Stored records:

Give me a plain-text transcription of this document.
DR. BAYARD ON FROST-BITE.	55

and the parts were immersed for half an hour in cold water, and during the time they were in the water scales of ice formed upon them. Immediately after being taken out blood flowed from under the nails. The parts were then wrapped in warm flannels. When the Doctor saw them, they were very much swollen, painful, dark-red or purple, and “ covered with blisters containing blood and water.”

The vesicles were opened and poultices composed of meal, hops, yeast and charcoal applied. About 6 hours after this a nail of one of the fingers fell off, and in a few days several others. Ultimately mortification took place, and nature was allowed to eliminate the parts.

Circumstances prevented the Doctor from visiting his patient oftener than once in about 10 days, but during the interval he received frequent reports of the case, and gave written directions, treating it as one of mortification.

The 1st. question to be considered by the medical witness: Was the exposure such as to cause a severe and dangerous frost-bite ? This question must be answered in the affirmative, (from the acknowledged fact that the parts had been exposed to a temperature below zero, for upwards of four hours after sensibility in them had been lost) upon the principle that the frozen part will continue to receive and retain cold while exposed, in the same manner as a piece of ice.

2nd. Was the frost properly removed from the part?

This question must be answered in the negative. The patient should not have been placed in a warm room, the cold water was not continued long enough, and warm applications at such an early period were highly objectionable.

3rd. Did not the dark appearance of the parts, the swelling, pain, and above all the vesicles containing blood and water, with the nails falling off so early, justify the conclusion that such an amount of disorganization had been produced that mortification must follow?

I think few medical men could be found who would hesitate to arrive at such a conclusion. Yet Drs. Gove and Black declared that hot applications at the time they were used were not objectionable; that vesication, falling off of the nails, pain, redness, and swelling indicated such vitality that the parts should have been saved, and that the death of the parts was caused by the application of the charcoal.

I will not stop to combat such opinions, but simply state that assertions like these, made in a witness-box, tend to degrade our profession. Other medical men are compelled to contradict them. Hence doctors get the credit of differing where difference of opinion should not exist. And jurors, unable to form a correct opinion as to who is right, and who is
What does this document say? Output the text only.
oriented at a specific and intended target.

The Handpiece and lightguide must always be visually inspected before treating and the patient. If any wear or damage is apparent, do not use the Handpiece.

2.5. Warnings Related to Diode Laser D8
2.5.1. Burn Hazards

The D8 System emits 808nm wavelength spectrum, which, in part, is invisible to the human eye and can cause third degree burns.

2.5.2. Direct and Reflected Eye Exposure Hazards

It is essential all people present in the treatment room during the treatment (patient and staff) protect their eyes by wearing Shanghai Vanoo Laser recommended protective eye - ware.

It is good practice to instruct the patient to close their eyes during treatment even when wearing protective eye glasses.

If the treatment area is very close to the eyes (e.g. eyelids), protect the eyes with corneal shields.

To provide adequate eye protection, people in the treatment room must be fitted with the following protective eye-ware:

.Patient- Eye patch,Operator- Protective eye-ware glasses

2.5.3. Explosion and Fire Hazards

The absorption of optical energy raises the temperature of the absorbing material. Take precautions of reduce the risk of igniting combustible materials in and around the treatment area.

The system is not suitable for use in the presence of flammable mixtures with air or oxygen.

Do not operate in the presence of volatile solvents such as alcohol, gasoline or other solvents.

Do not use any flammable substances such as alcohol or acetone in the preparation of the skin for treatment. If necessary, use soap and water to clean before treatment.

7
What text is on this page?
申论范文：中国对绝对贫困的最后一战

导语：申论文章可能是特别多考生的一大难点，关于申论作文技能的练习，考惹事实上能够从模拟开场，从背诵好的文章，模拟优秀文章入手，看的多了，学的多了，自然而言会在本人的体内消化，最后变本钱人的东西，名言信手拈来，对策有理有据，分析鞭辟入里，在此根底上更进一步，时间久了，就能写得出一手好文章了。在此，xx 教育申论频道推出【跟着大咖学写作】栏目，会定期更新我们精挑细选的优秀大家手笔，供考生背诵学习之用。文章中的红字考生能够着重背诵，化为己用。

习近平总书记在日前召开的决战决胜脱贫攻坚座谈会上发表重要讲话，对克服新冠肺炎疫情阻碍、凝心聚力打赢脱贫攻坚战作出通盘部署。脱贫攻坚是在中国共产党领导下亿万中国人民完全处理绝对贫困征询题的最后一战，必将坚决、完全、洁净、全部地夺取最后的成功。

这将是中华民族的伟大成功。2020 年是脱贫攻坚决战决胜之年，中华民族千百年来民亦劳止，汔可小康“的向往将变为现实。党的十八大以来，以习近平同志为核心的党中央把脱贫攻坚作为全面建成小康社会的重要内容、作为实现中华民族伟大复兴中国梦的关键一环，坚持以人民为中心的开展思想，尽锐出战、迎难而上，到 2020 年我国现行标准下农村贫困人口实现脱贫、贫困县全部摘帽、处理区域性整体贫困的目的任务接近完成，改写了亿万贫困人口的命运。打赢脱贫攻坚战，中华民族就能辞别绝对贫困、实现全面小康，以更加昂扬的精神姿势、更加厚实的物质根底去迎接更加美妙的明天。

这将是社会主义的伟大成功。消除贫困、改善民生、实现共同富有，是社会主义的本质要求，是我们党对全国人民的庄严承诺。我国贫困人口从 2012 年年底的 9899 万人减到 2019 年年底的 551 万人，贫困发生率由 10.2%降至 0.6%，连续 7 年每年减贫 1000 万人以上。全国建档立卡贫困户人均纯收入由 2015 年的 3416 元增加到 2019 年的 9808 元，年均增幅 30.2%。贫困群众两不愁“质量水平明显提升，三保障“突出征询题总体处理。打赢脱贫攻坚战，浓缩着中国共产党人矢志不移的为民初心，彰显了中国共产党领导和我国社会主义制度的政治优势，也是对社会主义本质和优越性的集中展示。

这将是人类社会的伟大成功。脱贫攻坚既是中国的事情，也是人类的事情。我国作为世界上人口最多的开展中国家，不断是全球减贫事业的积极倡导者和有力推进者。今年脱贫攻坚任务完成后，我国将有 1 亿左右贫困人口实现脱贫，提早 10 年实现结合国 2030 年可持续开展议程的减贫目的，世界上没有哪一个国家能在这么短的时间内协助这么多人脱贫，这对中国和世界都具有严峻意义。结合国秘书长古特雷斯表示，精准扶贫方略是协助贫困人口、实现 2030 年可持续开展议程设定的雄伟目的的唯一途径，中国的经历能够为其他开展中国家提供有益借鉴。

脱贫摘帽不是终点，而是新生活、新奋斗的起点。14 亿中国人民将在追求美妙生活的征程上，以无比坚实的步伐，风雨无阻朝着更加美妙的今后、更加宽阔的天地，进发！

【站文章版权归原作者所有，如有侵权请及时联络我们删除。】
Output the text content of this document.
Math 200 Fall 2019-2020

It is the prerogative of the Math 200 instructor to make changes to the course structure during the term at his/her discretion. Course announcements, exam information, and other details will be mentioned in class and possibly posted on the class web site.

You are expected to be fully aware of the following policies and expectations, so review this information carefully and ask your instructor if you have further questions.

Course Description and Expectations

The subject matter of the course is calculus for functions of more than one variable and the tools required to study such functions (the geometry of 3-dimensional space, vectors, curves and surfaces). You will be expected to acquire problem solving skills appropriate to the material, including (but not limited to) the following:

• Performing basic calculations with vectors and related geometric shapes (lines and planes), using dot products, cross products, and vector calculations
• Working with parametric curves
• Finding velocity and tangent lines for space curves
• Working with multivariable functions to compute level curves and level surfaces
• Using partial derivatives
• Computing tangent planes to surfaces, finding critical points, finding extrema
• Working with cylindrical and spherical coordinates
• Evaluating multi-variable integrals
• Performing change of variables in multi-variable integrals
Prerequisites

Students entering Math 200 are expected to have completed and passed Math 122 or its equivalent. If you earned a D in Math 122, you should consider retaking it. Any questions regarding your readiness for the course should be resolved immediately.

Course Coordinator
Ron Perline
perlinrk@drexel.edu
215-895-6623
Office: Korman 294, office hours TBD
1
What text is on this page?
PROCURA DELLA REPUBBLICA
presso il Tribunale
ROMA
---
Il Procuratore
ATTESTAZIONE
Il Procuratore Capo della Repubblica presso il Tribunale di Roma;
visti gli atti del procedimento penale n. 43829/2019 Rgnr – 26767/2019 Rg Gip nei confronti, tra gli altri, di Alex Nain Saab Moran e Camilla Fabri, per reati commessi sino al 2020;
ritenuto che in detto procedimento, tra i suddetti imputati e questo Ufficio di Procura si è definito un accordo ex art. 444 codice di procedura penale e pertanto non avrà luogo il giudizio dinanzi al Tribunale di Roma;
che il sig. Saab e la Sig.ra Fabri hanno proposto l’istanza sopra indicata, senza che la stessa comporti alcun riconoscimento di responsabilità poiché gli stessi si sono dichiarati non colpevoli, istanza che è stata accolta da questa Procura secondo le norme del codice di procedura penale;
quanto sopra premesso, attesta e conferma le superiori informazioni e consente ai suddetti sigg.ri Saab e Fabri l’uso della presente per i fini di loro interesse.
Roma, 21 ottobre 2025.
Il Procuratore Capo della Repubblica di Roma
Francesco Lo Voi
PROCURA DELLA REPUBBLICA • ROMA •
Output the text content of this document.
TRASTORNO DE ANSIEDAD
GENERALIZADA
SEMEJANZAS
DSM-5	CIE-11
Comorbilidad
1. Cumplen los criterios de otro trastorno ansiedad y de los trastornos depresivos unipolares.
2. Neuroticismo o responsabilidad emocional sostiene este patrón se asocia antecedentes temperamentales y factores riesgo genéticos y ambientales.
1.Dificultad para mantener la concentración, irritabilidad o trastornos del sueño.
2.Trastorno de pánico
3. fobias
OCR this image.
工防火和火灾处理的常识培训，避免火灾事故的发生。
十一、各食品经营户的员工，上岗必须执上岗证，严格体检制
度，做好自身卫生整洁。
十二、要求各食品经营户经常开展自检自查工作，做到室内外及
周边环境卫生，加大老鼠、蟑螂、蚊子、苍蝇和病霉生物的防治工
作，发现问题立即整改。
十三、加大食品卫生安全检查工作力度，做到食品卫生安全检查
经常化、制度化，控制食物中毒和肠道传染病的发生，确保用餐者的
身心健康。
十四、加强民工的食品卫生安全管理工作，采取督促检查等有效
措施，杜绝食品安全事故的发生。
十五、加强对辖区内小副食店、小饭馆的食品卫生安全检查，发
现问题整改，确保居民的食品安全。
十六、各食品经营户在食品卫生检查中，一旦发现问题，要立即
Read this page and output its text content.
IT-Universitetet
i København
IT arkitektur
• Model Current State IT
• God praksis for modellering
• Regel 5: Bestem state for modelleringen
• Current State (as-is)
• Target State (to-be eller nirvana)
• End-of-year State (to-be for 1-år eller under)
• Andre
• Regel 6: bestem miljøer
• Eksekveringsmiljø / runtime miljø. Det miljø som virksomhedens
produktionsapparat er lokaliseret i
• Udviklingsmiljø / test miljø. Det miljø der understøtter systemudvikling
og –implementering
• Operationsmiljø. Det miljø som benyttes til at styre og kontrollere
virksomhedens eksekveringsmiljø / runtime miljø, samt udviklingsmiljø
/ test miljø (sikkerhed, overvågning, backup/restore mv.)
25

What the task requires | Search the data above for the string "lines" and return every line that has it.

Output for this task |
• Performing basic calculations with vectors and related geometric shapes (lines and planes), using dot products, cross products, and vector calculations
• Finding velocity and tangent lines for space curves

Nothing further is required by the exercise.